Reproduce all of the records exactly.

* [Records for processing]
━━━━━━━━━━━━━━━━━━━━

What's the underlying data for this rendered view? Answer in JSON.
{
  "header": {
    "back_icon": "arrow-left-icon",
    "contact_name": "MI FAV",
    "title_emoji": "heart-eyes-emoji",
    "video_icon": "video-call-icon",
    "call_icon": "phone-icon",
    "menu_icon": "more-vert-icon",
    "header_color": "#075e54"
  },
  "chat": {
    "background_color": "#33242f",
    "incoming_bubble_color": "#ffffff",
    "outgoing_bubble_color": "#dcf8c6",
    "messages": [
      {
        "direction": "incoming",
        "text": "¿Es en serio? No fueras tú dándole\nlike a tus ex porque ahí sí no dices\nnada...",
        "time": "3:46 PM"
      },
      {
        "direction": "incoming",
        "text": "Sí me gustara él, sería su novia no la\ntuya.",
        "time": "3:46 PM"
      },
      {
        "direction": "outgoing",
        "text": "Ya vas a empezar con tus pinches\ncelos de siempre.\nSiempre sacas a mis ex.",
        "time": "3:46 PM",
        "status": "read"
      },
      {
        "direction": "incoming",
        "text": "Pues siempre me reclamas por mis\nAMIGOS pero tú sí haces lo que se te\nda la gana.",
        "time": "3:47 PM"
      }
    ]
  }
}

━━━━━━━━━━━━━━━━━━━━

* [The response]
What's the underlying data for this rendered view? Answer in JSON.
{
  "header": {
    "back_icon": "arrow-left-icon",
    "contact_name": "MI FAV",
    "title_emoji": "heart-eyes-emoji",
    "video_icon": "video-call-icon",
    "call_icon": "phone-icon",
    "menu_icon": "more-vert-icon",
    "header_color": "#075e54"
  },
  "chat": {
    "background_color": "#33242f",
    "incoming_bubble_color": "#ffffff",
    "outgoing_bubble_color": "#dcf8c6",
    "messages": [
      {
        "direction": "incoming",
        "text": "¿Es en serio? No fueras tú dándole\nlike a tus ex porque ahí sí no dices\nnada...",
        "time": "3:46 PM"
      },
      {
        "direction": "incoming",
        "text": "Sí me gustara él, sería su novia no la\ntuya.",
        "time": "3:46 PM"
      },
      {
        "direction": "outgoing",
        "text": "Ya vas a empezar con tus pinches\ncelos de siempre.\nSiempre sacas a mis ex.",
        "time": "3:46 PM",
        "status": "read"
      },
      {
        "direction": "incoming",
        "text": "Pues siempre me reclamas por mis\nAMIGOS pero tú sí haces lo que se te\nda la gana.",
        "time": "3:47 PM"
      }
    ]
  }
}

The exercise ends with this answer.